(What is needed): Rewrite the items below with every instance of "lon-label" changed to "longitude-label", keeping everything else the same.

Data extracted from a collection

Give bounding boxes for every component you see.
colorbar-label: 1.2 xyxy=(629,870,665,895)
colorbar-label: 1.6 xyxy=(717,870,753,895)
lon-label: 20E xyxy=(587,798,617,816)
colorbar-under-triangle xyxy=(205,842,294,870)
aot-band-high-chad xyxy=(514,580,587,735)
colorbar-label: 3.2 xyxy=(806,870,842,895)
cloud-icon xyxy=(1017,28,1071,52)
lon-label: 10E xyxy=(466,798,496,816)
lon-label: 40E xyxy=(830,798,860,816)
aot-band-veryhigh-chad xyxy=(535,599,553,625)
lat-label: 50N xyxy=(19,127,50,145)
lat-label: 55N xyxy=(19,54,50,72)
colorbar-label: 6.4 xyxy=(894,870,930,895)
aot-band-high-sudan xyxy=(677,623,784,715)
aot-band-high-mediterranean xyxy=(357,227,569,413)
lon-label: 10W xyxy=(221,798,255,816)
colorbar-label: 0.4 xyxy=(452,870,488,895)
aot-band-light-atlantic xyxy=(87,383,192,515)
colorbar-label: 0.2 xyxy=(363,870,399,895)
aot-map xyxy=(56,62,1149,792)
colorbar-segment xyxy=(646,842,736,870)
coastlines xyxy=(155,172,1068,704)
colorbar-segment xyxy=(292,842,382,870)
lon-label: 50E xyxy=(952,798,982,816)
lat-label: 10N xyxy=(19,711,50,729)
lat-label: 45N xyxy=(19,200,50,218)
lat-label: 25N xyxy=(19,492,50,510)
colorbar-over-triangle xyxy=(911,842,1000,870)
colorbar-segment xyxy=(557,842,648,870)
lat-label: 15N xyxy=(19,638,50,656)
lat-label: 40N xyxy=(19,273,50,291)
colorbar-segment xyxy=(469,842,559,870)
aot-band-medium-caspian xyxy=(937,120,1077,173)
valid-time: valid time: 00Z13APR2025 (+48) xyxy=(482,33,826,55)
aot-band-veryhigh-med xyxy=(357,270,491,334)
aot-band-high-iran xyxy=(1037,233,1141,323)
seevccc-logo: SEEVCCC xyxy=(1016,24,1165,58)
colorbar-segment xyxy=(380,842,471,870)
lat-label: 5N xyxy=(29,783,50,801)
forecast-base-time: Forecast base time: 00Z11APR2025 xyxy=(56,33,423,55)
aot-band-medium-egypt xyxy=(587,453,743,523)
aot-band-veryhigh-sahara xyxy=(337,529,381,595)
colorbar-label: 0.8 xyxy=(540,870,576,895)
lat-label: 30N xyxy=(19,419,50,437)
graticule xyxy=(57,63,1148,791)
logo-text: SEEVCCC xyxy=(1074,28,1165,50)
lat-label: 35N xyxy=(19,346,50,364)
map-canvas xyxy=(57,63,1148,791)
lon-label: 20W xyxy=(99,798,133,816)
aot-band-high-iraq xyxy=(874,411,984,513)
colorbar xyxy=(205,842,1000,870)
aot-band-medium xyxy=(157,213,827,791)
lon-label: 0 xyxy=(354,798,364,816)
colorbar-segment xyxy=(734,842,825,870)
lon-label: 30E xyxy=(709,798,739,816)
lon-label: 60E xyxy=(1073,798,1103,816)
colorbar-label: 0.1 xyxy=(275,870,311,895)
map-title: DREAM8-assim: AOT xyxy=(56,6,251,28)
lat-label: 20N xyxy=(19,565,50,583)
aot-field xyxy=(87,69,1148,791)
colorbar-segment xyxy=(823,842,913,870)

(Result of the exercise):
Give bounding boxes for every component you see.
colorbar-label: 1.2 xyxy=(629,870,665,895)
colorbar-label: 1.6 xyxy=(717,870,753,895)
longitude-label: 20E xyxy=(587,798,617,816)
colorbar-under-triangle xyxy=(205,842,294,870)
aot-band-high-chad xyxy=(514,580,587,735)
colorbar-label: 3.2 xyxy=(806,870,842,895)
cloud-icon xyxy=(1017,28,1071,52)
longitude-label: 10E xyxy=(466,798,496,816)
longitude-label: 40E xyxy=(830,798,860,816)
aot-band-veryhigh-chad xyxy=(535,599,553,625)
lat-label: 50N xyxy=(19,127,50,145)
lat-label: 55N xyxy=(19,54,50,72)
colorbar-label: 6.4 xyxy=(894,870,930,895)
aot-band-high-sudan xyxy=(677,623,784,715)
aot-band-high-mediterranean xyxy=(357,227,569,413)
longitude-label: 10W xyxy=(221,798,255,816)
colorbar-label: 0.4 xyxy=(452,870,488,895)
aot-band-light-atlantic xyxy=(87,383,192,515)
colorbar-label: 0.2 xyxy=(363,870,399,895)
aot-map xyxy=(56,62,1149,792)
colorbar-segment xyxy=(646,842,736,870)
coastlines xyxy=(155,172,1068,704)
colorbar-segment xyxy=(292,842,382,870)
longitude-label: 50E xyxy=(952,798,982,816)
lat-label: 10N xyxy=(19,711,50,729)
lat-label: 45N xyxy=(19,200,50,218)
lat-label: 25N xyxy=(19,492,50,510)
colorbar-over-triangle xyxy=(911,842,1000,870)
colorbar-segment xyxy=(557,842,648,870)
lat-label: 15N xyxy=(19,638,50,656)
lat-label: 40N xyxy=(19,273,50,291)
colorbar-segment xyxy=(469,842,559,870)
aot-band-medium-caspian xyxy=(937,120,1077,173)
valid-time: valid time: 00Z13APR2025 (+48) xyxy=(482,33,826,55)
aot-band-veryhigh-med xyxy=(357,270,491,334)
aot-band-high-iran xyxy=(1037,233,1141,323)
seevccc-logo: SEEVCCC xyxy=(1016,24,1165,58)
colorbar-segment xyxy=(380,842,471,870)
lat-label: 5N xyxy=(29,783,50,801)
forecast-base-time: Forecast base time: 00Z11APR2025 xyxy=(56,33,423,55)
aot-band-medium-egypt xyxy=(587,453,743,523)
aot-band-veryhigh-sahara xyxy=(337,529,381,595)
colorbar-label: 0.8 xyxy=(540,870,576,895)
lat-label: 30N xyxy=(19,419,50,437)
graticule xyxy=(57,63,1148,791)
logo-text: SEEVCCC xyxy=(1074,28,1165,50)
lat-label: 35N xyxy=(19,346,50,364)
map-canvas xyxy=(57,63,1148,791)
longitude-label: 20W xyxy=(99,798,133,816)
aot-band-high-iraq xyxy=(874,411,984,513)
colorbar xyxy=(205,842,1000,870)
aot-band-medium xyxy=(157,213,827,791)
longitude-label: 0 xyxy=(354,798,364,816)
colorbar-segment xyxy=(734,842,825,870)
longitude-label: 30E xyxy=(709,798,739,816)
longitude-label: 60E xyxy=(1073,798,1103,816)
colorbar-label: 0.1 xyxy=(275,870,311,895)
map-title: DREAM8-assim: AOT xyxy=(56,6,251,28)
lat-label: 20N xyxy=(19,565,50,583)
aot-field xyxy=(87,69,1148,791)
colorbar-segment xyxy=(823,842,913,870)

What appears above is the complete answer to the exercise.